Tujuan a: Tukar setiap "NH" dengan "NH2" pada semua baris data di bawah tanpa mengubah bagian lainnya, lalu tuliskan kembali baris-baris itu tanpa menyertakan gambarnya.

Teks Sumber:
Wednesday, June 9, 2010

MENELANJANGI PLAGIAT SEBENARNYA: Mengupas plagiat dalam fotografi dari tema, gagasan dan bentuk

Isu plagiat, yang selalu berkonotasi seram ini, selalu mampir dalam berbagai wacana seni. Dalam wahana fotografi, kegiatan meniru dan menjiplak tersebut, hingga kini masih dalam batas abu-abu. Sampai sekarangpun, belum pernah ada kajian khusus apa itu plagiat atau bukan. Saya sendiri mencoba menyelami persoalan ini, menggali kembali peristiwa seperti ini yang pernah diungkap di media masa, dengan konteks untuk kebutuhan kompetisi fotografi.

Kembali pada tahun 1997, pada saat penyelenggaraan Salon Foto Indonesia (Foto Media, April 1998) pihak panitia dan juri menerima karya yang disebut plagiat. Tiga karya Okky Adiwijaya dinyatakan menjiplak, meniru kemudian menerbitkan dalam kontes fotografi nasional, SFI tahun 1997. Diantaranya karyanya dengan judul “Lover” peraih medali perak pada SFI ke-18 tahun 1997, yang ternyata sangat persis dengan karya foto Daniel J. Cox, dari sebuah artikel “How Pros Photograph Animals” pada majalah Popular Photography edisi Agustus 1996.

Begitu pula terulang, pada tahun 2000 lalu, karya Dedy H. Siswandi juara pertama untuk kategori Momokrom, dengan judul “Swimmer” pada SFI ke-21, disinyalir benar-benar meniru karya fotografer Choo Chee Yoong yang pernah diterbitkan dimajalah Photo Asia edisi Januari 1996.

Pada International Photo Contest, yang diselenggarakan oleh BINUS, tahun 2009, kembali tuduhan plagiat tersebut muncul. Kebebasan bersuara melalui jejaring sosial, Ricky N. Sastramiharja menyatakan dengan keras, bahwa karya Sutanta Aditya Lubis, sebagai pemenang lomba BINUS 2009 untuk kategori umum, adalah mirip dengan karya James Nachtwey, dengan judul “ Chechnya, 1996 - Ruins of central Grozny"

Tujuan b: Sebutkan semua nama orang yang muncul dalam teks tentang plagiat dalam fotografi di atas.

Data yang Diberikan:
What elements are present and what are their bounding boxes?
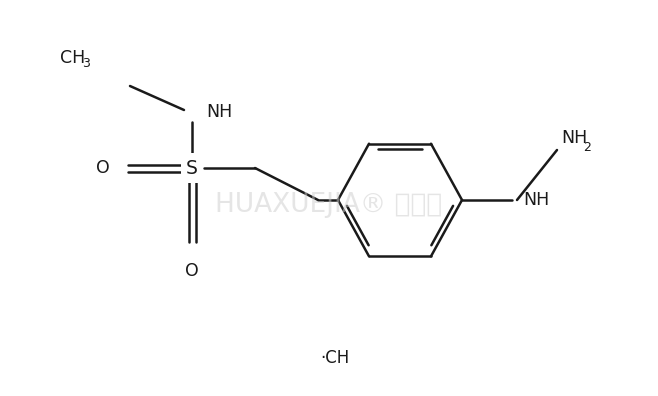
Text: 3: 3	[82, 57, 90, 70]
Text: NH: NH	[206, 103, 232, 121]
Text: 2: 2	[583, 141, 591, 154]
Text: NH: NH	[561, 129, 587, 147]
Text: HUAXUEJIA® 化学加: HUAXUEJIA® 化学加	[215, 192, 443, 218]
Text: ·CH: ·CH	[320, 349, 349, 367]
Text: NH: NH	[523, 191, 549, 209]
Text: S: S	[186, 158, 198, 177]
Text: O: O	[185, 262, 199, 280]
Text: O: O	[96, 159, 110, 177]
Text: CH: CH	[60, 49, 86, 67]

Hasil Latihan a:
What elements are present and what are their bounding boxes?
Text: 3: 3	[82, 57, 90, 70]
Text: NH2: NH2	[206, 103, 232, 121]
Text: 2: 2	[583, 141, 591, 154]
Text: NH2: NH2	[561, 129, 587, 147]
Text: HUAXUEJIA® 化学加: HUAXUEJIA® 化学加	[215, 192, 443, 218]
Text: ·CH: ·CH	[320, 349, 349, 367]
Text: NH2: NH2	[523, 191, 549, 209]
Text: S: S	[186, 158, 198, 177]
Text: O: O	[185, 262, 199, 280]
Text: O: O	[96, 159, 110, 177]
Text: CH: CH	[60, 49, 86, 67]

Hasil Latihan b:
- Okky Adiwijaya
- Daniel J. Cox
- Dedy H. Siswandi
- Choo Chee Yoong
- Ricky N. Sastramiharja
- Sutanta Aditya Lubis
- James Nachtwey